Stored records
....................

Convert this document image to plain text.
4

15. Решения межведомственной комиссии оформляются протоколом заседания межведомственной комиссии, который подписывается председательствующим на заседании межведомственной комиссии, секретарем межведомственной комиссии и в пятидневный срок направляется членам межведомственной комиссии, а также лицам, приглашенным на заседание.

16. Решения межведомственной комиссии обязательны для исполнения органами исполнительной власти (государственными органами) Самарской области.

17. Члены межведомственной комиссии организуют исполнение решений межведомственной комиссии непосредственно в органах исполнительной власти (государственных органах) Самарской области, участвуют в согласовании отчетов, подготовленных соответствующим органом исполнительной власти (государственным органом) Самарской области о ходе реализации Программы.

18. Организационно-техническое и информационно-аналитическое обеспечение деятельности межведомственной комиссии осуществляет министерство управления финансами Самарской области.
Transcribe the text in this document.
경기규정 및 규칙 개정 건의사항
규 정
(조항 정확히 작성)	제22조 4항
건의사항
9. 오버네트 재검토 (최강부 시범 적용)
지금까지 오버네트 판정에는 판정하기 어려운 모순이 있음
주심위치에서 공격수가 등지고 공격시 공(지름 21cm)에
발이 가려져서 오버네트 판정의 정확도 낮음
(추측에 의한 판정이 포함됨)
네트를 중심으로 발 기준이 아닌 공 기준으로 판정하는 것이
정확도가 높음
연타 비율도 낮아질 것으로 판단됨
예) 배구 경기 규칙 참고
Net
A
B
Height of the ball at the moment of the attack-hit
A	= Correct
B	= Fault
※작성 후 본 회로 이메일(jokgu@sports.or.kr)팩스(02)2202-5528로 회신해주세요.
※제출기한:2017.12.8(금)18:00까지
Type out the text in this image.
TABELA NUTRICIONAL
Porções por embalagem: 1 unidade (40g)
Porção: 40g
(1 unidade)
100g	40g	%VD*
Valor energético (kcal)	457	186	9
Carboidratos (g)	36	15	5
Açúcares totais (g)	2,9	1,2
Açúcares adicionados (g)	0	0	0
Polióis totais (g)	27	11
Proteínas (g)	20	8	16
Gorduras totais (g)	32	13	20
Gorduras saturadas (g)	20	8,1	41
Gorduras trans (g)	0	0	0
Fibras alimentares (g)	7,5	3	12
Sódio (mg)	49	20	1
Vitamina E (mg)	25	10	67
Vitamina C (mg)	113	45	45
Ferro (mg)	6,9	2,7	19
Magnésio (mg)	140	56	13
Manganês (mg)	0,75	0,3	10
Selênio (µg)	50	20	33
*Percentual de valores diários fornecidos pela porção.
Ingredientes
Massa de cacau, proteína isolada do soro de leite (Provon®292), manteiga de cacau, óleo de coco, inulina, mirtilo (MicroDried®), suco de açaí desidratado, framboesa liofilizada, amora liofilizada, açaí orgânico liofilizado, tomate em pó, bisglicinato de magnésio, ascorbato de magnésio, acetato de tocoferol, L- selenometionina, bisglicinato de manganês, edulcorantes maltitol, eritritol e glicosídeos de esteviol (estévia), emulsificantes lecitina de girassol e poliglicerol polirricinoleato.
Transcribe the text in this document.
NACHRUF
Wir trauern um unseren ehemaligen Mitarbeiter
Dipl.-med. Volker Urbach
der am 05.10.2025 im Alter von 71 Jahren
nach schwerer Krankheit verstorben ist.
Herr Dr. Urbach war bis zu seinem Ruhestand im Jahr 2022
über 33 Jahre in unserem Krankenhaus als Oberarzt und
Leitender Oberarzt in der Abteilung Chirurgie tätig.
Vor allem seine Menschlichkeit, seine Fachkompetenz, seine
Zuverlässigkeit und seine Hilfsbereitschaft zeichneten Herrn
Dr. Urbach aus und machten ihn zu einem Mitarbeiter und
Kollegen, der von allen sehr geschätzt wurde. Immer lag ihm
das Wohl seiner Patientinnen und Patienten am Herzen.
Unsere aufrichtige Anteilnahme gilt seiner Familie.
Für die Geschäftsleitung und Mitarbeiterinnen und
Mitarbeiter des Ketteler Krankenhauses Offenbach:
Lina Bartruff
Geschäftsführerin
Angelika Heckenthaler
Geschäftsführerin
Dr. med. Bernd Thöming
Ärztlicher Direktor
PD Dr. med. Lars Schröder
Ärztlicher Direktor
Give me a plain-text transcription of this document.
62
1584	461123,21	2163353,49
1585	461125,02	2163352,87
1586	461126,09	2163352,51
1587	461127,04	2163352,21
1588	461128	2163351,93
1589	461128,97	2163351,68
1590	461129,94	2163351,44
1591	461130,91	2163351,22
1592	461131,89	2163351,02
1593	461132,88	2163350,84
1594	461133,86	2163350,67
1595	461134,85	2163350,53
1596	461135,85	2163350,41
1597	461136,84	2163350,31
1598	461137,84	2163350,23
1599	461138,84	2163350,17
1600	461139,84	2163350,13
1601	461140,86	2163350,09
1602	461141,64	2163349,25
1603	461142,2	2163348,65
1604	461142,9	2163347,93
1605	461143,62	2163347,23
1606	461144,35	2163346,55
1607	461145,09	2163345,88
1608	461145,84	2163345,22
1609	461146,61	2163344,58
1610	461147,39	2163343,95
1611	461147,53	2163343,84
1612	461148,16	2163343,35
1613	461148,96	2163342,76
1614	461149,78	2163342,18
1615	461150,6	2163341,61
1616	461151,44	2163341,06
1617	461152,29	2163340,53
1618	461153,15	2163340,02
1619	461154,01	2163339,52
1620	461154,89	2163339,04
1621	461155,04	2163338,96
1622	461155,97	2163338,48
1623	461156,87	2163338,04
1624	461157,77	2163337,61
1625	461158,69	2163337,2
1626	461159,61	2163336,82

....................

**Do this**
Begin with the line that contains "Give me a plain-text" and end with the last line of the records; set down every line in that span exactly, and nothing else.

**Result**
Give me a plain-text transcription of this document.
62
1584	461123,21	2163353,49
1585	461125,02	2163352,87
1586	461126,09	2163352,51
1587	461127,04	2163352,21
1588	461128	2163351,93
1589	461128,97	2163351,68
1590	461129,94	2163351,44
1591	461130,91	2163351,22
1592	461131,89	2163351,02
1593	461132,88	2163350,84
1594	461133,86	2163350,67
1595	461134,85	2163350,53
1596	461135,85	2163350,41
1597	461136,84	2163350,31
1598	461137,84	2163350,23
1599	461138,84	2163350,17
1600	461139,84	2163350,13
1601	461140,86	2163350,09
1602	461141,64	2163349,25
1603	461142,2	2163348,65
1604	461142,9	2163347,93
1605	461143,62	2163347,23
1606	461144,35	2163346,55
1607	461145,09	2163345,88
1608	461145,84	2163345,22
1609	461146,61	2163344,58
1610	461147,39	2163343,95
1611	461147,53	2163343,84
1612	461148,16	2163343,35
1613	461148,96	2163342,76
1614	461149,78	2163342,18
1615	461150,6	2163341,61
1616	461151,44	2163341,06
1617	461152,29	2163340,53
1618	461153,15	2163340,02
1619	461154,01	2163339,52
1620	461154,89	2163339,04
1621	461155,04	2163338,96
1622	461155,97	2163338,48
1623	461156,87	2163338,04
1624	461157,77	2163337,61
1625	461158,69	2163337,2
1626	461159,61	2163336,82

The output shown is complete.